Output all records precisely as written.

* Begin *

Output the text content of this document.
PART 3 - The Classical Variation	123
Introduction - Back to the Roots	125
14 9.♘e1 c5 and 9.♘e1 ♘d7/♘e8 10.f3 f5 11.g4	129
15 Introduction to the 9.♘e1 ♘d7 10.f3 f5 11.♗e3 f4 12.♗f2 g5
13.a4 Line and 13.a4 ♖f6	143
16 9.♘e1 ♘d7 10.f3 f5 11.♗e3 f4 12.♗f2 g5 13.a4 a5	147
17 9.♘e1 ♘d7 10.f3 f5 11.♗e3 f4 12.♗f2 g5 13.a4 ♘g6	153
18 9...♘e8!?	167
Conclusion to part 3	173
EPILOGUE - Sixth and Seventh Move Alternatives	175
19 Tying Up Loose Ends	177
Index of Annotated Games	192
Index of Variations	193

* End *

◆ **Problem solution**:
Output the text content of this document.
PART 3 - The Classical Variation	123
Introduction - Back to the Roots	125
14 9.♘e1 c5 and 9.♘e1 ♘d7/♘e8 10.f3 f5 11.g4	129
15 Introduction to the 9.♘e1 ♘d7 10.f3 f5 11.♗e3 f4 12.♗f2 g5
13.a4 Line and 13.a4 ♖f6	143
16 9.♘e1 ♘d7 10.f3 f5 11.♗e3 f4 12.♗f2 g5 13.a4 a5	147
17 9.♘e1 ♘d7 10.f3 f5 11.♗e3 f4 12.♗f2 g5 13.a4 ♘g6	153
18 9...♘e8!?	167
Conclusion to part 3	173
EPILOGUE - Sixth and Seventh Move Alternatives	175
19 Tying Up Loose Ends	177
Index of Annotated Games	192
Index of Variations	193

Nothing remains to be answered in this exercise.